» Short exercise
Please convert the data below into a Markdown table with the columns Index and Entry, one numbered row per line. Start with the line containing "y-tick-label: 0 bbox=[30, 125, 37, 137]" and go on through the end of the data, skipping blank lines and leaving out the pictures.

— start Data supplied —

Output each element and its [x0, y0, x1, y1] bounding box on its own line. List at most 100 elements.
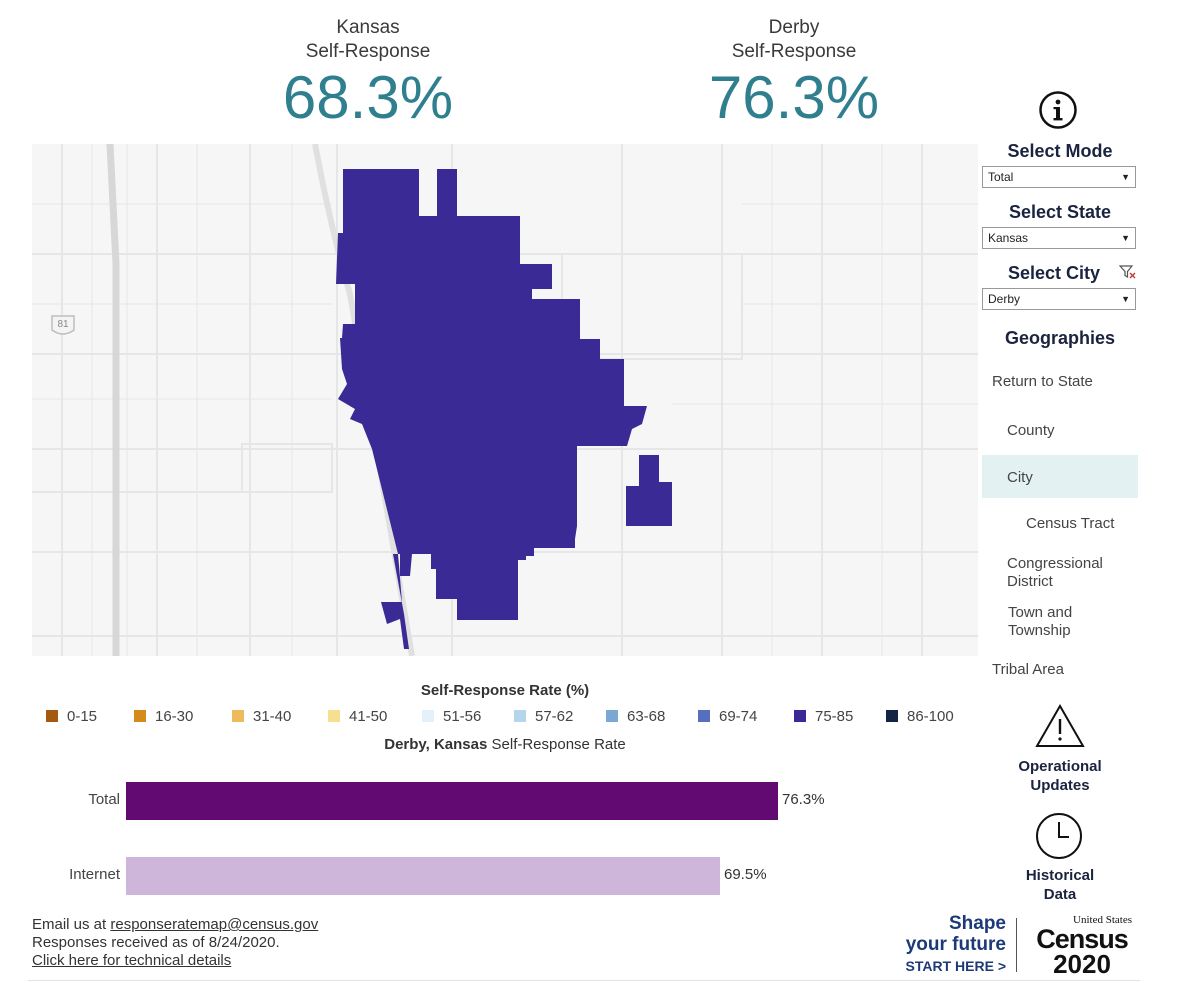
city-stat: Derby Self-Response 76.3% [644, 16, 944, 130]
derby-city-annex[interactable] [626, 455, 672, 526]
legend-swatch [514, 710, 526, 722]
brand-future: your future [905, 934, 1006, 955]
geography-census-tract[interactable]: Census Tract [1026, 515, 1115, 532]
select-mode-dropdown[interactable]: Total ▼ [982, 166, 1136, 188]
geography-congressional-line2: District [1007, 573, 1053, 590]
brand-start-here: START HERE > [905, 958, 1006, 974]
bar-chart-title: Derby, Kansas Self-Response Rate [300, 736, 710, 753]
legend-item-75-85[interactable]: 75-85 [794, 705, 853, 727]
state-stat-caption: Self-Response [305, 41, 431, 62]
highway-shield-icon: 81 [51, 315, 75, 335]
geography-county[interactable]: County [1007, 422, 1055, 439]
historical-data-line2: Data [1043, 886, 1077, 903]
census-2020-logo[interactable]: United States Census 2020 [1022, 914, 1142, 979]
footer-divider [28, 980, 1140, 981]
rail-line [312, 144, 415, 656]
select-state-title: Select State [1008, 202, 1112, 222]
response-map[interactable]: 81 [32, 144, 978, 656]
geography-city-highlight [982, 455, 1138, 498]
legend-swatch [328, 710, 340, 722]
geographies-title: Geographies [1004, 328, 1116, 348]
footer-received: Responses received as of 8/24/2020. [32, 934, 280, 951]
geography-return-to-state[interactable]: Return to State [992, 373, 1093, 390]
bar-total[interactable] [126, 782, 778, 820]
geography-tribal-area[interactable]: Tribal Area [992, 661, 1064, 678]
legend-item-0-15[interactable]: 0-15 [46, 705, 97, 727]
shape-your-future-logo[interactable]: Shape your future START HERE > [890, 913, 1006, 975]
operational-updates-link[interactable]: Operational Updates [982, 757, 1138, 795]
legend-label: 51-56 [443, 707, 482, 725]
select-city-dropdown[interactable]: Derby ▼ [982, 288, 1136, 310]
operational-updates-line2: Updates [1030, 777, 1090, 794]
bar-chart-title-rest: Self-Response Rate [487, 736, 626, 753]
legend-title: Self-Response Rate (%) [420, 682, 590, 699]
legend-swatch [886, 710, 898, 722]
legend-label: 86-100 [907, 707, 954, 725]
footer-email-prefix: Email us at [32, 916, 111, 933]
state-stat-value: 68.3% [282, 64, 454, 131]
legend-swatch [422, 710, 434, 722]
clear-filter-icon[interactable] [1118, 264, 1137, 280]
legend-swatch [232, 710, 244, 722]
clock-icon[interactable] [1034, 811, 1084, 861]
bar-internet[interactable] [126, 857, 720, 895]
legend: 0-15 16-30 31-40 41-50 51-56 57-62 63-68 69-74 7… [46, 705, 976, 727]
legend-swatch [698, 710, 710, 722]
map-canvas[interactable]: 81 [32, 144, 978, 656]
legend-swatch [794, 710, 806, 722]
city-stat-value: 76.3% [708, 64, 880, 131]
legend-label: 0-15 [67, 707, 98, 725]
chevron-down-icon: ▼ [1121, 233, 1130, 243]
brand-united-states: United States [1073, 914, 1132, 926]
geography-city[interactable]: City [1007, 469, 1033, 486]
select-city-title: Select City [1007, 263, 1101, 283]
legend-item-51-56[interactable]: 51-56 [422, 705, 481, 727]
legend-swatch [46, 710, 58, 722]
warning-icon[interactable] [1034, 703, 1086, 749]
historical-data-line1: Historical [1025, 867, 1095, 884]
bar-label-total: Total [88, 791, 120, 808]
legend-item-16-30[interactable]: 16-30 [134, 705, 193, 727]
footer-email-line: Email us at responseratemap@census.gov [32, 916, 318, 934]
geography-congressional-line1: Congressional [1007, 555, 1103, 572]
legend-label: 41-50 [349, 707, 388, 725]
legend-item-63-68[interactable]: 63-68 [606, 705, 665, 727]
legend-item-57-62[interactable]: 57-62 [514, 705, 573, 727]
state-stat: Kansas Self-Response 68.3% [218, 16, 518, 130]
legend-label: 63-68 [627, 707, 666, 725]
legend-item-86-100[interactable]: 86-100 [886, 705, 954, 727]
city-stat-name: Derby [768, 17, 820, 38]
legend-label: 16-30 [155, 707, 194, 725]
bar-value-internet: 69.5% [724, 866, 767, 883]
chevron-down-icon: ▼ [1121, 294, 1130, 304]
legend-label: 75-85 [815, 707, 854, 725]
select-mode-value: Total [988, 170, 1014, 184]
legend-label: 31-40 [253, 707, 292, 725]
legend-item-69-74[interactable]: 69-74 [698, 705, 757, 727]
highway-line [106, 144, 120, 656]
bar-value-total: 76.3% [782, 791, 825, 808]
city-stat-caption: Self-Response [731, 41, 857, 62]
legend-item-41-50[interactable]: 41-50 [328, 705, 387, 727]
state-stat-name: Kansas [336, 17, 400, 38]
geography-congressional-district[interactable]: Congressional District [1007, 555, 1103, 591]
geography-town-line1: Town and [1008, 604, 1073, 621]
footer: Email us at responseratemap@census.gov R… [32, 916, 318, 970]
select-state-value: Kansas [988, 231, 1029, 245]
select-city-value: Derby [988, 292, 1021, 306]
derby-city-boundary[interactable] [336, 169, 647, 649]
info-icon[interactable] [1038, 90, 1078, 130]
legend-swatch [134, 710, 146, 722]
legend-label: 57-62 [535, 707, 574, 725]
brand-shape: Shape [948, 913, 1006, 934]
chevron-down-icon: ▼ [1121, 172, 1130, 182]
brand-divider [1016, 918, 1017, 972]
brand-year: 2020 [1053, 949, 1111, 979]
technical-details-link[interactable]: Click here for technical details [32, 952, 232, 969]
footer-email-link[interactable]: responseratemap@census.gov [110, 916, 319, 933]
geography-town-and-township[interactable]: Town and Township [1008, 604, 1072, 640]
historical-data-link[interactable]: Historical Data [982, 866, 1138, 904]
select-mode-title: Select Mode [1007, 141, 1113, 161]
select-state-dropdown[interactable]: Kansas ▼ [982, 227, 1136, 249]
legend-item-31-40[interactable]: 31-40 [232, 705, 291, 727]
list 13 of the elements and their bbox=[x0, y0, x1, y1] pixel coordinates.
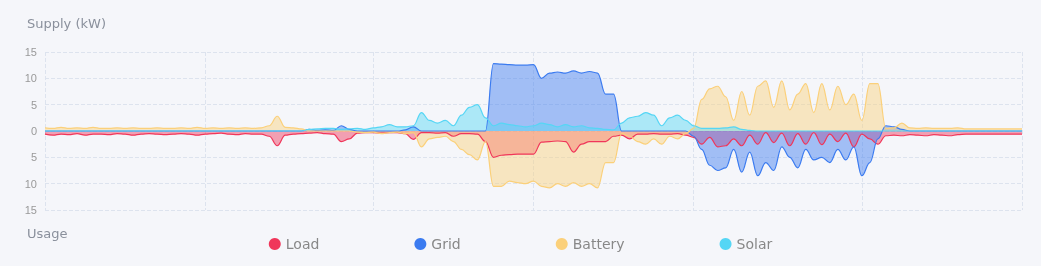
y-tick-label: 0 bbox=[30, 125, 37, 137]
text: Usage bbox=[27, 226, 68, 241]
y-tick-label: 10 bbox=[24, 177, 37, 190]
y-tick-label: 5 bbox=[30, 151, 37, 164]
legend-label: Load bbox=[285, 236, 320, 252]
legend-label: Grid bbox=[431, 236, 461, 252]
y-tick-label: 15 bbox=[24, 46, 37, 58]
legend-label: Solar bbox=[736, 236, 773, 252]
y-tick-label: 10 bbox=[24, 72, 37, 85]
legend-label: Battery bbox=[572, 236, 625, 252]
y-axis-title: Supply (kW) bbox=[27, 16, 106, 31]
y-tick-label: 15 bbox=[24, 204, 37, 216]
y-tick-label: 5 bbox=[30, 98, 37, 111]
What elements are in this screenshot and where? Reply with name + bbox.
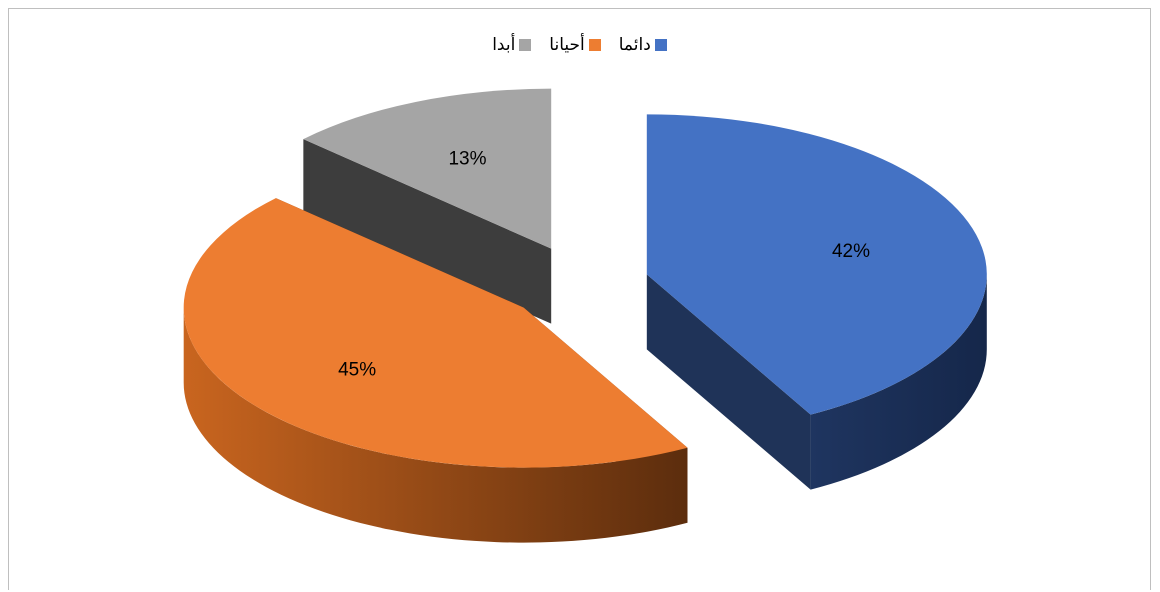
legend-label-never: أبدا <box>492 35 516 54</box>
chart-area: دائما أحيانا أبدا 42% 45% 13% <box>8 8 1151 590</box>
pie-slice-sometimes-top <box>183 198 688 468</box>
pie-slice-always <box>646 114 987 490</box>
data-label-sometimes: 45% <box>338 359 376 380</box>
pie-chart: 42% 45% 13% <box>183 88 987 543</box>
legend-swatch-always <box>654 39 667 51</box>
legend-label-sometimes: أحيانا <box>549 35 585 54</box>
legend-item-never: أبدا <box>492 35 532 55</box>
pie-slice-never-wall-start <box>303 139 552 324</box>
pie-slice-never-top <box>303 88 552 249</box>
pie-slice-sometimes <box>183 198 688 543</box>
legend-label-always: دائما <box>618 35 651 54</box>
pie-slice-always-wall-end <box>646 274 811 490</box>
pie-slice-always-side <box>810 274 987 490</box>
legend-swatch-sometimes <box>588 39 601 51</box>
data-label-never: 13% <box>448 149 486 170</box>
legend-swatch-never <box>519 39 532 51</box>
pie-slice-never <box>303 88 552 324</box>
pie-slice-always-top <box>646 114 987 415</box>
data-label-always: 42% <box>832 241 870 262</box>
pie-slice-sometimes-side <box>183 307 688 543</box>
legend-item-sometimes: أحيانا <box>549 35 601 55</box>
legend-item-always: دائما <box>619 35 667 55</box>
legend: دائما أحيانا أبدا <box>9 35 1150 55</box>
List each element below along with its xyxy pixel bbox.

— end Data supplied —

» Expected answer
| Index | Entry |
|---|---|
| 1 | y-tick-label: 0 bbox=[30, 125, 37, 137] |
| 2 | text: Usage bbox=[27, 226, 68, 241] |
| 3 | y-tick-label: 10 bbox=[24, 177, 37, 190] |
| 4 | y-tick-label: 5 bbox=[30, 151, 37, 164] |
| 5 | legend-label: Load bbox=[285, 236, 320, 252] |
| 6 | legend-label: Grid bbox=[431, 236, 461, 252] |
| 7 | y-tick-label: 15 bbox=[24, 46, 37, 58] |
| 8 | legend-label: Solar bbox=[736, 236, 773, 252] |
| 9 | y-tick-label: 10 bbox=[24, 72, 37, 85] |
| 10 | legend-label: Battery bbox=[572, 236, 625, 252] |
| 11 | y-axis-title: Supply (kW) bbox=[27, 16, 106, 31] |
| 12 | y-tick-label: 15 bbox=[24, 204, 37, 216] |
| 13 | y-tick-label: 5 bbox=[30, 98, 37, 111] |
| 14 | What elements are in this screenshot and where? Reply with name + bbox. |
| 15 | legend-label-never: أبدا <box>492 35 516 54</box> |
| 16 | chart-area: دائما أحيانا أبدا 42% 45% 13% <box>8 8 1151 590</box> |
| 17 | pie-slice-sometimes-top <box>183 198 688 468</box> |
| 18 | pie-slice-always <box>646 114 987 490</box> |
| 19 | data-label-sometimes: 45% <box>338 359 376 380</box> |
| 20 | pie-chart: 42% 45% 13% <box>183 88 987 543</box> |
| 21 | legend-swatch-always <box>654 39 667 51</box> |
| 22 | legend-label-sometimes: أحيانا <box>549 35 585 54</box> |
| 23 | legend-item-never: أبدا <box>492 35 532 55</box> |
| 24 | pie-slice-never-wall-start <box>303 139 552 324</box> |
| 25 | pie-slice-never-top <box>303 88 552 249</box> |
| 26 | pie-slice-sometimes <box>183 198 688 543</box> |
| 27 | legend-label-always: دائما <box>618 35 651 54</box> |
| 28 | pie-slice-always-wall-end <box>646 274 811 490</box> |
| 29 | pie-slice-always-side <box>810 274 987 490</box> |
| 30 | legend-swatch-sometimes <box>588 39 601 51</box> |
| 31 | data-label-never: 13% <box>448 149 486 170</box> |
| 32 | legend-swatch-never <box>519 39 532 51</box> |
| 33 | pie-slice-never <box>303 88 552 324</box> |
| 34 | pie-slice-always-top <box>646 114 987 415</box> |
| 35 | data-label-always: 42% <box>832 241 870 262</box> |
| 36 | pie-slice-sometimes-side <box>183 307 688 543</box> |
| 37 | legend-item-sometimes: أحيانا <box>549 35 601 55</box> |
| 38 | legend-item-always: دائما <box>619 35 667 55</box> |
| 39 | legend: دائما أحيانا أبدا <box>9 35 1150 55</box> |
| 40 | List each element below along with its xyxy pixel bbox. |